Gather, from the data below, each line in which the word "screenshot" occurs.

########

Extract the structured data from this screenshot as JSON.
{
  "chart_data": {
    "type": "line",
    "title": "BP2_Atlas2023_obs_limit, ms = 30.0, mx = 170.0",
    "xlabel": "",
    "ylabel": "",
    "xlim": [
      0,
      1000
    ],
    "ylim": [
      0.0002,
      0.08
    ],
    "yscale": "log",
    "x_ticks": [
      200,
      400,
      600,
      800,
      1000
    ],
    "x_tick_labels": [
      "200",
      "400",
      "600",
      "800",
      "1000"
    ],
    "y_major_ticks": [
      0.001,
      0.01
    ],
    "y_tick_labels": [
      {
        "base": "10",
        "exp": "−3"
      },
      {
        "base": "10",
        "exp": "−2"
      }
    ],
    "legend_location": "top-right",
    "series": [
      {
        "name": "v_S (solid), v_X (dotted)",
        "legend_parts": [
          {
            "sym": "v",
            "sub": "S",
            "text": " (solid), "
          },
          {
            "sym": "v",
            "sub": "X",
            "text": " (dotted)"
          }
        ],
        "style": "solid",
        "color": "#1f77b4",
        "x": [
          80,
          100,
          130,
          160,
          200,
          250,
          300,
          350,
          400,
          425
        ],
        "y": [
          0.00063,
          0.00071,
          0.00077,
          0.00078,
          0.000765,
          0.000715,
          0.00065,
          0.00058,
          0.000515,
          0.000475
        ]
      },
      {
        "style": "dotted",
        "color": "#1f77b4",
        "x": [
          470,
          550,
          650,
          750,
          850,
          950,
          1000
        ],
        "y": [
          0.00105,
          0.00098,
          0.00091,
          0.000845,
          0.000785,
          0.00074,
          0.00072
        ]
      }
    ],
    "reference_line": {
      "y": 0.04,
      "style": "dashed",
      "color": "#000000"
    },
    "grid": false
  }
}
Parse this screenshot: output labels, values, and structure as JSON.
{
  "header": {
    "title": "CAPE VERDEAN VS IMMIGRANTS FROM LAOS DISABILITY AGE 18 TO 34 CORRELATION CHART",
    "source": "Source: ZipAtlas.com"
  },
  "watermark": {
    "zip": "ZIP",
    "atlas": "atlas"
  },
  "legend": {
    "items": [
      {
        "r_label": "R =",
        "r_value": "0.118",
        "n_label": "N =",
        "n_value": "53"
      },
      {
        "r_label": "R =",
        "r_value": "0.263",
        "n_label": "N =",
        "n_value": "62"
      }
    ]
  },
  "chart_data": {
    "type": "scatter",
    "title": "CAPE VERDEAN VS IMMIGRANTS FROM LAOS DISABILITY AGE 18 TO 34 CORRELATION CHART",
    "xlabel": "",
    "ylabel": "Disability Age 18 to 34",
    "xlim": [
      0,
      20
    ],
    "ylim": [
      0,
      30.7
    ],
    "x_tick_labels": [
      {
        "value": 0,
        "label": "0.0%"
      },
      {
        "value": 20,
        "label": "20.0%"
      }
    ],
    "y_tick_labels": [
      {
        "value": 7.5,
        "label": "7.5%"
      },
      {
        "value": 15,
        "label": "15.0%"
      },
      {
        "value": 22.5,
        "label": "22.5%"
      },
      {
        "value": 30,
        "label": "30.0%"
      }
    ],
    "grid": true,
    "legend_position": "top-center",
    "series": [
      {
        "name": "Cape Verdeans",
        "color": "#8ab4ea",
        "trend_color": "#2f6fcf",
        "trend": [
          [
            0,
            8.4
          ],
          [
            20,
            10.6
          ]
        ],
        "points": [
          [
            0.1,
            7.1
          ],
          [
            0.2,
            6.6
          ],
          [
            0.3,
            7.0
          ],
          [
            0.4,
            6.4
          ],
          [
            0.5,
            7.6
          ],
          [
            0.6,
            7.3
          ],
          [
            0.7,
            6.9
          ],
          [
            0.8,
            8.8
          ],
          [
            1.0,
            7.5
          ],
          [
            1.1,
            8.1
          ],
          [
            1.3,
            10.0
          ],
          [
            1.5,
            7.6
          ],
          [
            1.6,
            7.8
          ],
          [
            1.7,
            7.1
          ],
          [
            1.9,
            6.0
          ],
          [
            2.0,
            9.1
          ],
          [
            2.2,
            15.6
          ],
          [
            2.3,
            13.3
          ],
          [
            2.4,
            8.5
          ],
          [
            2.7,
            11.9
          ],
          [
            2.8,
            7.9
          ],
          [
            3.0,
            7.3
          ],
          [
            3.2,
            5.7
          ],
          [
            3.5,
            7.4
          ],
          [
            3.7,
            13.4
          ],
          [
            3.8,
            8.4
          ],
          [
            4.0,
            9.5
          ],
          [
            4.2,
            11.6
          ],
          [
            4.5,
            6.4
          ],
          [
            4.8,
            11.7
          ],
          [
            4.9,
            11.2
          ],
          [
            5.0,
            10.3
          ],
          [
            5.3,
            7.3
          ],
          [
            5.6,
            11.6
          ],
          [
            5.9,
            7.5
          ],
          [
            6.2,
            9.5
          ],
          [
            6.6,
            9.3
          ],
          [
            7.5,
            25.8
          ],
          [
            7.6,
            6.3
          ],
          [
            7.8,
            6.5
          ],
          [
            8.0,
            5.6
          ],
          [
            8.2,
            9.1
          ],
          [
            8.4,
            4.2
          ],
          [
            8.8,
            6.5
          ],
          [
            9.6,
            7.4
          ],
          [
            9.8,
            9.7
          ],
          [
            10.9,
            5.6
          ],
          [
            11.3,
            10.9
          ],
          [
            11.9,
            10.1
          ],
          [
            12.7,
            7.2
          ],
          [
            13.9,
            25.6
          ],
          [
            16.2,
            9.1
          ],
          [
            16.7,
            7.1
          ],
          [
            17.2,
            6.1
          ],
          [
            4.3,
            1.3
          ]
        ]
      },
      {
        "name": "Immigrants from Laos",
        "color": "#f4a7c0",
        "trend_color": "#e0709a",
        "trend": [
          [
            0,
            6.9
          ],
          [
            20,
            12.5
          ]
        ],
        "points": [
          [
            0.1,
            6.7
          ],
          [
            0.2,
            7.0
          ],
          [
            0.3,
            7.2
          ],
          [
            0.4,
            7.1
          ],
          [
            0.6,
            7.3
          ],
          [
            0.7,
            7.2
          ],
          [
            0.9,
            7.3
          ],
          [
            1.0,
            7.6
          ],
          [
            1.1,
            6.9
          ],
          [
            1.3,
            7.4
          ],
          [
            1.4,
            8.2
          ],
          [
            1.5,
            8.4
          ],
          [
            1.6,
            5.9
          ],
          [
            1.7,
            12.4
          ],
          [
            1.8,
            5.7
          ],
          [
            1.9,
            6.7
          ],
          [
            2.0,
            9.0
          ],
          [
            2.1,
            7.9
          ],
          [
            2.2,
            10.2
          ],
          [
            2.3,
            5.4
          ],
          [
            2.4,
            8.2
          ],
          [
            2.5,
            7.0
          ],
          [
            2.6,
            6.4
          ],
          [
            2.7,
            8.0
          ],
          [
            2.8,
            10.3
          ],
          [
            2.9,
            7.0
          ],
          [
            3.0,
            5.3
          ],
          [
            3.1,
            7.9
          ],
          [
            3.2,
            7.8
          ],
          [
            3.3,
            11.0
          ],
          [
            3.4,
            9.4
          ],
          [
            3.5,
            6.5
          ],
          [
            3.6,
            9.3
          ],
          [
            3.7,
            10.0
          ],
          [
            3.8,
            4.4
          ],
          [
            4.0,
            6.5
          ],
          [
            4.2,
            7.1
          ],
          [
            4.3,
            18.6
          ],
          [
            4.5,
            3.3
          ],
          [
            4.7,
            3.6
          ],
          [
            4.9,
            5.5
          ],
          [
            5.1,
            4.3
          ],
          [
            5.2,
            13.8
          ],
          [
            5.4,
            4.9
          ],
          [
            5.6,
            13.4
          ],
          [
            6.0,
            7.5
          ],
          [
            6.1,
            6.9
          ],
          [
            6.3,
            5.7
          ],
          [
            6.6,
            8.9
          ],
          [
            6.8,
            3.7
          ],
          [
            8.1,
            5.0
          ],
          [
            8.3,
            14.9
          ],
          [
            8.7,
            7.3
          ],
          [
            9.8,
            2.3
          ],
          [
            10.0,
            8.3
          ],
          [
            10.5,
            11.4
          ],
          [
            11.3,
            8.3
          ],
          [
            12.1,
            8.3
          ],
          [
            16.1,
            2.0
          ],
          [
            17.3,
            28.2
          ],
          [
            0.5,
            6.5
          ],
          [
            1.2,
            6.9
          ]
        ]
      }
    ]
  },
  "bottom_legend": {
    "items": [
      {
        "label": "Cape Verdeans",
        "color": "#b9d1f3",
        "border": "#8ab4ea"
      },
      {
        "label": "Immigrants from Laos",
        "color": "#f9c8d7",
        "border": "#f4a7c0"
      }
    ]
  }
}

########

> **Output below**:
Extract the structured data from this screenshot as JSON.
Parse this screenshot: output labels, values, and structure as JSON.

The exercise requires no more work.